Exercise objective> Your task is to quote the material that follows, in full and exactly.

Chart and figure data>
────

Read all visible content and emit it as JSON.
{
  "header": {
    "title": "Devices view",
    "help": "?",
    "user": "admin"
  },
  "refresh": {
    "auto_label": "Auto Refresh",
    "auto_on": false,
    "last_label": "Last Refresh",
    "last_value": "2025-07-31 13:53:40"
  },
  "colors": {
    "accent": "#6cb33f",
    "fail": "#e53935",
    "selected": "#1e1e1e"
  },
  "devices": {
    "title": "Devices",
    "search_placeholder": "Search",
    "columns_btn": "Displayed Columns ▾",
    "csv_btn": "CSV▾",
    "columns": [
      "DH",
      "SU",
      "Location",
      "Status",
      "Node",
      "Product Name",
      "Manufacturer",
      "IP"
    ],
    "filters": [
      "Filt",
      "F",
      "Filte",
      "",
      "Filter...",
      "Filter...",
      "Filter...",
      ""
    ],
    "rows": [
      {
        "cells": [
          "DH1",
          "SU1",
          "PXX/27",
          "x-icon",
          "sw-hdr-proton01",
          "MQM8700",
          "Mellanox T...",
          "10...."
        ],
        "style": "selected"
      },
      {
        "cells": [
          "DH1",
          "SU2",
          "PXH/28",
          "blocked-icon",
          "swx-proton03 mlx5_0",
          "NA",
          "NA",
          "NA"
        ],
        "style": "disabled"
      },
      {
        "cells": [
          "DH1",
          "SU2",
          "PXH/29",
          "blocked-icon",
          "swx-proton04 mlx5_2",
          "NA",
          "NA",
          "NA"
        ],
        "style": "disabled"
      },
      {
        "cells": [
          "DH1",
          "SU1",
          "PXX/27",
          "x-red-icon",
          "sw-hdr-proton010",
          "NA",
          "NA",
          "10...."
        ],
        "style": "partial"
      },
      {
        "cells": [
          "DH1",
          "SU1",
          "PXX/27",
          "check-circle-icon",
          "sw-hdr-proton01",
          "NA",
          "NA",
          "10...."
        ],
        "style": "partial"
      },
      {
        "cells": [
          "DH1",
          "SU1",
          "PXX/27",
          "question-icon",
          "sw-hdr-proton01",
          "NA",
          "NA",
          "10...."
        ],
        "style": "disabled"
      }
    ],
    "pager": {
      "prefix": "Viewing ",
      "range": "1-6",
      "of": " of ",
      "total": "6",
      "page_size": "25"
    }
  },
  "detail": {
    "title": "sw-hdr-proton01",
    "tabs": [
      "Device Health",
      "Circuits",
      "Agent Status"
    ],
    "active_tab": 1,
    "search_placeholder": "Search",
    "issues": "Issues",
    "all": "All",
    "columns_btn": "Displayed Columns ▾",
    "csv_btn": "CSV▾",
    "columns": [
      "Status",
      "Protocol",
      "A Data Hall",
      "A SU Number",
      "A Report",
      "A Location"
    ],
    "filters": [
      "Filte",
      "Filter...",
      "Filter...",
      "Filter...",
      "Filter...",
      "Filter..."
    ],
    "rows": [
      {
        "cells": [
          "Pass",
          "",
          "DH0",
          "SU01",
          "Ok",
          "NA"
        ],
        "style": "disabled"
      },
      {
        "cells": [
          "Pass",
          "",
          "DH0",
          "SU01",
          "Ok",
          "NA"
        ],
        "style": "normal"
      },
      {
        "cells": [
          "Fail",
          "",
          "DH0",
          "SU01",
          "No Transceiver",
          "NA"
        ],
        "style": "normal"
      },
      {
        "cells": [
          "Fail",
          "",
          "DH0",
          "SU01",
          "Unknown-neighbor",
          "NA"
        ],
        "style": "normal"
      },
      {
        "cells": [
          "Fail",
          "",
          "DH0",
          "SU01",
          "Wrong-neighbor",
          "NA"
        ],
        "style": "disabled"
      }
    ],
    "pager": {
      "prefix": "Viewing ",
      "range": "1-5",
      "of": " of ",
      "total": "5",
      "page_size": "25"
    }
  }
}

────

Worked answer>
Read all visible content and emit it as JSON.
{
  "header": {
    "title": "Devices view",
    "help": "?",
    "user": "admin"
  },
  "refresh": {
    "auto_label": "Auto Refresh",
    "auto_on": false,
    "last_label": "Last Refresh",
    "last_value": "2025-07-31 13:53:40"
  },
  "colors": {
    "accent": "#6cb33f",
    "fail": "#e53935",
    "selected": "#1e1e1e"
  },
  "devices": {
    "title": "Devices",
    "search_placeholder": "Search",
    "columns_btn": "Displayed Columns ▾",
    "csv_btn": "CSV▾",
    "columns": [
      "DH",
      "SU",
      "Location",
      "Status",
      "Node",
      "Product Name",
      "Manufacturer",
      "IP"
    ],
    "filters": [
      "Filt",
      "F",
      "Filte",
      "",
      "Filter...",
      "Filter...",
      "Filter...",
      ""
    ],
    "rows": [
      {
        "cells": [
          "DH1",
          "SU1",
          "PXX/27",
          "x-icon",
          "sw-hdr-proton01",
          "MQM8700",
          "Mellanox T...",
          "10...."
        ],
        "style": "selected"
      },
      {
        "cells": [
          "DH1",
          "SU2",
          "PXH/28",
          "blocked-icon",
          "swx-proton03 mlx5_0",
          "NA",
          "NA",
          "NA"
        ],
        "style": "disabled"
      },
      {
        "cells": [
          "DH1",
          "SU2",
          "PXH/29",
          "blocked-icon",
          "swx-proton04 mlx5_2",
          "NA",
          "NA",
          "NA"
        ],
        "style": "disabled"
      },
      {
        "cells": [
          "DH1",
          "SU1",
          "PXX/27",
          "x-red-icon",
          "sw-hdr-proton010",
          "NA",
          "NA",
          "10...."
        ],
        "style": "partial"
      },
      {
        "cells": [
          "DH1",
          "SU1",
          "PXX/27",
          "check-circle-icon",
          "sw-hdr-proton01",
          "NA",
          "NA",
          "10...."
        ],
        "style": "partial"
      },
      {
        "cells": [
          "DH1",
          "SU1",
          "PXX/27",
          "question-icon",
          "sw-hdr-proton01",
          "NA",
          "NA",
          "10...."
        ],
        "style": "disabled"
      }
    ],
    "pager": {
      "prefix": "Viewing ",
      "range": "1-6",
      "of": " of ",
      "total": "6",
      "page_size": "25"
    }
  },
  "detail": {
    "title": "sw-hdr-proton01",
    "tabs": [
      "Device Health",
      "Circuits",
      "Agent Status"
    ],
    "active_tab": 1,
    "search_placeholder": "Search",
    "issues": "Issues",
    "all": "All",
    "columns_btn": "Displayed Columns ▾",
    "csv_btn": "CSV▾",
    "columns": [
      "Status",
      "Protocol",
      "A Data Hall",
      "A SU Number",
      "A Report",
      "A Location"
    ],
    "filters": [
      "Filte",
      "Filter...",
      "Filter...",
      "Filter...",
      "Filter...",
      "Filter..."
    ],
    "rows": [
      {
        "cells": [
          "Pass",
          "",
          "DH0",
          "SU01",
          "Ok",
          "NA"
        ],
        "style": "disabled"
      },
      {
        "cells": [
          "Pass",
          "",
          "DH0",
          "SU01",
          "Ok",
          "NA"
        ],
        "style": "normal"
      },
      {
        "cells": [
          "Fail",
          "",
          "DH0",
          "SU01",
          "No Transceiver",
          "NA"
        ],
        "style": "normal"
      },
      {
        "cells": [
          "Fail",
          "",
          "DH0",
          "SU01",
          "Unknown-neighbor",
          "NA"
        ],
        "style": "normal"
      },
      {
        "cells": [
          "Fail",
          "",
          "DH0",
          "SU01",
          "Wrong-neighbor",
          "NA"
        ],
        "style": "disabled"
      }
    ],
    "pager": {
      "prefix": "Viewing ",
      "range": "1-5",
      "of": " of ",
      "total": "5",
      "page_size": "25"
    }
  }
}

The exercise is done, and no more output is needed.